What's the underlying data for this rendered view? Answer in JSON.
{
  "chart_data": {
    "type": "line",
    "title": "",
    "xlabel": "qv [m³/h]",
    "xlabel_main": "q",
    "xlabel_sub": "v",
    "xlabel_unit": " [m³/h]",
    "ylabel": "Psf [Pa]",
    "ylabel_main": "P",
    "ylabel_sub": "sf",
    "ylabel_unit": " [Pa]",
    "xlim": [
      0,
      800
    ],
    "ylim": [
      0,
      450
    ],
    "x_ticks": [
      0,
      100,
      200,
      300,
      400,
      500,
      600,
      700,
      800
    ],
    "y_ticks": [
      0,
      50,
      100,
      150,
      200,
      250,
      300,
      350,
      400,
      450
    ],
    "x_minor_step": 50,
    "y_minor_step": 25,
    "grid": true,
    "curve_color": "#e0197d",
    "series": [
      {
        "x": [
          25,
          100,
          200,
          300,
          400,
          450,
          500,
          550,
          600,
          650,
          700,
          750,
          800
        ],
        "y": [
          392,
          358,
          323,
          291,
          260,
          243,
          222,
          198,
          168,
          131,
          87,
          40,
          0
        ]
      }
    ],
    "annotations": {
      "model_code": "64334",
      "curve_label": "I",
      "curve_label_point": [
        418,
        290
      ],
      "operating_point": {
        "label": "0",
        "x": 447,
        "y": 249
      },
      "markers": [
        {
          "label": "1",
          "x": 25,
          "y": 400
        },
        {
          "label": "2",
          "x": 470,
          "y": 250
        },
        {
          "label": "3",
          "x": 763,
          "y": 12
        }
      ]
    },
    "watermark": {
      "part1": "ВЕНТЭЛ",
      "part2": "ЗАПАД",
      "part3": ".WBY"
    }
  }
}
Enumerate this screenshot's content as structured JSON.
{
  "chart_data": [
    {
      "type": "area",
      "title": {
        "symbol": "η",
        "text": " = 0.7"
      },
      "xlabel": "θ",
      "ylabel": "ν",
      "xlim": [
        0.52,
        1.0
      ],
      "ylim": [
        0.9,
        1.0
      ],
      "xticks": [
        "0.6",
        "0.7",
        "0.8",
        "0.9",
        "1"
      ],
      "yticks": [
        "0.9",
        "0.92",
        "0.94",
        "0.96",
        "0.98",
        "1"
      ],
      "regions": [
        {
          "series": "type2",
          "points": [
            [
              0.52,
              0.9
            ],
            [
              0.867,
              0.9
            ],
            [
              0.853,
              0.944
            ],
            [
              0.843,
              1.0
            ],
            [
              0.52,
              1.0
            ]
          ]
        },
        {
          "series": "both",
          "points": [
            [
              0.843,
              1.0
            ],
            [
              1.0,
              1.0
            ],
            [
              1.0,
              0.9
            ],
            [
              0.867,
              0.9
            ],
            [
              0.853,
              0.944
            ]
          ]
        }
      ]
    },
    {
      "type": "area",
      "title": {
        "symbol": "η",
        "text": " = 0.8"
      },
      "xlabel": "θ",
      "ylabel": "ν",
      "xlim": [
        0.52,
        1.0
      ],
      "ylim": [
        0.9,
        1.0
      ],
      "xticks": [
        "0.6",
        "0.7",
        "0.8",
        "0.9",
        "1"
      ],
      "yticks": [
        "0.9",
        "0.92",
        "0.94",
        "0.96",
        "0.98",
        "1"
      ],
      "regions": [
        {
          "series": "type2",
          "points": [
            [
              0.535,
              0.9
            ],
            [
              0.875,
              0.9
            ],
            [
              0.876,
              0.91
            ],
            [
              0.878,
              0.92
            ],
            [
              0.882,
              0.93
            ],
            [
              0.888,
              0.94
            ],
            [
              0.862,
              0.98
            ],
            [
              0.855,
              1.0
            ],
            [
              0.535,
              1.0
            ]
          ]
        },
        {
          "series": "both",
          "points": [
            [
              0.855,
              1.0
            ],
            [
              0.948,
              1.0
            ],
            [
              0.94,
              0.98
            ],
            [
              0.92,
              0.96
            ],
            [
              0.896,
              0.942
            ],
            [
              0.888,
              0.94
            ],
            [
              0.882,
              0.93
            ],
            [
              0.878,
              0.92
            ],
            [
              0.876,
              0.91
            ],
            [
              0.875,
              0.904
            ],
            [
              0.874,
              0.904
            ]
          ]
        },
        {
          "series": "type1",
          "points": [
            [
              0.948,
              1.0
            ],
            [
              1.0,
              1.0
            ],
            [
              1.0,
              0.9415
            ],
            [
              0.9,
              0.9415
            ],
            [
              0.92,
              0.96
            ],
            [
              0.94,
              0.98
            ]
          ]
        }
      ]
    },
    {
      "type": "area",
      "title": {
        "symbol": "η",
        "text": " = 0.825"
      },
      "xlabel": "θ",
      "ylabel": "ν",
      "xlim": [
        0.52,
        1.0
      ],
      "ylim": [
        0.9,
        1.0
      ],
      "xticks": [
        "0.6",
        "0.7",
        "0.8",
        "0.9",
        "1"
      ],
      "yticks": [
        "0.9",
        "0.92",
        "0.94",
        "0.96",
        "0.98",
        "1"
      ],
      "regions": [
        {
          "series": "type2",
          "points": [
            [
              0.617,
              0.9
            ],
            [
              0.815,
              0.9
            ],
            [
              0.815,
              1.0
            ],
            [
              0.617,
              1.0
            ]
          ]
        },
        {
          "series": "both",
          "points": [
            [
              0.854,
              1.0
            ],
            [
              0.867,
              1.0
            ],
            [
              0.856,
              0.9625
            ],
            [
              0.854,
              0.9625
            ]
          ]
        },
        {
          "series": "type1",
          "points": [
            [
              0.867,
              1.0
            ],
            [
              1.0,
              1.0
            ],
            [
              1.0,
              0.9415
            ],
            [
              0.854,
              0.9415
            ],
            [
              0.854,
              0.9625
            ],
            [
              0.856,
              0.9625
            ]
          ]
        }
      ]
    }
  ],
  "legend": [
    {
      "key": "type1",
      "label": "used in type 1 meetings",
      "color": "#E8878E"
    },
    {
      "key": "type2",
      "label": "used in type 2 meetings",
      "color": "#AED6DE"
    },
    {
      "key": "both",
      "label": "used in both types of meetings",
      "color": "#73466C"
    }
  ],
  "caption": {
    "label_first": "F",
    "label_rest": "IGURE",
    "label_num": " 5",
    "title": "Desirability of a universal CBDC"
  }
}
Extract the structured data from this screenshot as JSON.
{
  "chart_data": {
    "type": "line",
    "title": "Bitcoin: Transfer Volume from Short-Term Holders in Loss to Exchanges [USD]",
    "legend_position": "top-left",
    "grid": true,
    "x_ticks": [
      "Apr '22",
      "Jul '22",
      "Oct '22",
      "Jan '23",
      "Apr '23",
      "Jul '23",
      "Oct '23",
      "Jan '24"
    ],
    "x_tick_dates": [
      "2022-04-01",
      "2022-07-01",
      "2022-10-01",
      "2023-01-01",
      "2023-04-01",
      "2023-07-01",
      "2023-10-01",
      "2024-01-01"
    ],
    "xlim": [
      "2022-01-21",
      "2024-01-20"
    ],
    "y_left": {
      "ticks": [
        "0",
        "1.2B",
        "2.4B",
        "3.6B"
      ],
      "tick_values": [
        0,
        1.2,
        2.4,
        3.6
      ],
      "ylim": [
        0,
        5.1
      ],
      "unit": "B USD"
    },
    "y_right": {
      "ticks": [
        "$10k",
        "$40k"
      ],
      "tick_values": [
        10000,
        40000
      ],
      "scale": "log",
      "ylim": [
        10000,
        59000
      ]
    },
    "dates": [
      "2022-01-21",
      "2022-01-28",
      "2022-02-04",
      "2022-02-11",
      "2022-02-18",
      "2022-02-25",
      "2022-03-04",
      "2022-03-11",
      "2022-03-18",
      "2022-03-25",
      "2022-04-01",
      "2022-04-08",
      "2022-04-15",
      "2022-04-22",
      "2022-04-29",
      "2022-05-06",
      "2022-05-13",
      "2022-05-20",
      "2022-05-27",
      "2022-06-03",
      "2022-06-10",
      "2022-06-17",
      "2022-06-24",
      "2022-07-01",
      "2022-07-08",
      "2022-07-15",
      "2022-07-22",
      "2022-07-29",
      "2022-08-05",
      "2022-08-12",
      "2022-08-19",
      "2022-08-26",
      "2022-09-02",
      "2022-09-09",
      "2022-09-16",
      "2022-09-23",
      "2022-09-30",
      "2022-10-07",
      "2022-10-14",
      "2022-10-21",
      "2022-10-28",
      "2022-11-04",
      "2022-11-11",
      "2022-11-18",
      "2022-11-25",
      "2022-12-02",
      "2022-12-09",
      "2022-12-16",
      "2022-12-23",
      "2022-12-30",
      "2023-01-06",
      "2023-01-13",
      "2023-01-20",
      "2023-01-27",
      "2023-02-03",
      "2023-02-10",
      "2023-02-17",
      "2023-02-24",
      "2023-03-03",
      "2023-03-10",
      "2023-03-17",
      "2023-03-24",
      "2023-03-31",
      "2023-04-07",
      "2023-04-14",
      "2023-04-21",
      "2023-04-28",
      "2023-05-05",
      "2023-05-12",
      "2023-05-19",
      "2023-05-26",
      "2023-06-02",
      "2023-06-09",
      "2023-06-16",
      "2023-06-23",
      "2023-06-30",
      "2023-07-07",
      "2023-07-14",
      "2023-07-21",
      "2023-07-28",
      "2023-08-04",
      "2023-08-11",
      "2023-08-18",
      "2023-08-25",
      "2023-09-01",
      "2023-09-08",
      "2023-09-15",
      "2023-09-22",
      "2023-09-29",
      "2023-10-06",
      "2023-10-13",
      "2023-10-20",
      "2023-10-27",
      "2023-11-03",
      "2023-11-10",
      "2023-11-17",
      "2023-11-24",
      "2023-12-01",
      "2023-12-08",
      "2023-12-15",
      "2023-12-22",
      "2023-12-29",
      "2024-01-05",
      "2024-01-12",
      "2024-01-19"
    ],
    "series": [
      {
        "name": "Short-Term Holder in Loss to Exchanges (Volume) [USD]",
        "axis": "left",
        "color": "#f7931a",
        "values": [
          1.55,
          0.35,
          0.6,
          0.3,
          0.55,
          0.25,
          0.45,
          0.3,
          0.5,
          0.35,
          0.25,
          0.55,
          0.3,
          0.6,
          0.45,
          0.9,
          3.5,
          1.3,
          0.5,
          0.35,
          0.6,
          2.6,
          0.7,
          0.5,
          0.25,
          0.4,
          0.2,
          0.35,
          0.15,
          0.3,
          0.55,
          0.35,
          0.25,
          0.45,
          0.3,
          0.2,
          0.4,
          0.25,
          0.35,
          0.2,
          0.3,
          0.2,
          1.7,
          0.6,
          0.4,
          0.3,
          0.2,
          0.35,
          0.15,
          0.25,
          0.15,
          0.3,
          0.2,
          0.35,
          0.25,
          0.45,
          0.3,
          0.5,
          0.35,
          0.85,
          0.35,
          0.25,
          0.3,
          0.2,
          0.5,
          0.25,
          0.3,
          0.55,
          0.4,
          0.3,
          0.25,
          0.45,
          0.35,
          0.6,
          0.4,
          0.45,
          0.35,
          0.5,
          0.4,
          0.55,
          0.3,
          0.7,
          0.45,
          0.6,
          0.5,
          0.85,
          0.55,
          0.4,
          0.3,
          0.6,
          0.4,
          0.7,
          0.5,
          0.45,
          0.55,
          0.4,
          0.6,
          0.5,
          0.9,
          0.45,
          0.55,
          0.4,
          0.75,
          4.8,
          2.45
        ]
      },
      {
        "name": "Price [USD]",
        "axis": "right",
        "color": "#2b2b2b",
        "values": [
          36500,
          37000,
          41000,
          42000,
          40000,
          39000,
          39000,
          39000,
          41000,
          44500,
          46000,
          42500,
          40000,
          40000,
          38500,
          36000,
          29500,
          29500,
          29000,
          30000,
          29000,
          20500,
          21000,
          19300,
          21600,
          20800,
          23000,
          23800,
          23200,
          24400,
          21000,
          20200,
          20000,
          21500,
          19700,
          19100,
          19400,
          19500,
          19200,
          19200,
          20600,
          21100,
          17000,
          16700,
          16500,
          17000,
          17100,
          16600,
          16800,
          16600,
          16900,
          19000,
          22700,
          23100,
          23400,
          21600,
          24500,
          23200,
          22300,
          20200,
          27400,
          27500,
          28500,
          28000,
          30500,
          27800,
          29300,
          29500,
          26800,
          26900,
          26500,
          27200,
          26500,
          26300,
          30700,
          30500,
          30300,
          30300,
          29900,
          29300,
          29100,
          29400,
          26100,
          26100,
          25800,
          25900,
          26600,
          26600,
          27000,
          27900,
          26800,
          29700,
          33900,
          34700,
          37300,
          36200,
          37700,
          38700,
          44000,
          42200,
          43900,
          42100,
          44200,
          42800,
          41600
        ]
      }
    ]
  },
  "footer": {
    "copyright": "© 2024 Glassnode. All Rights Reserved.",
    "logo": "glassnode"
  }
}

━━━━━━━━━━━━━━━━━━━━

> [EXERCISE TASK]:
Tally up the lines in the records containing the word "name", then give the count and nothing else.

> [EXERCISE OUTPUT]:
2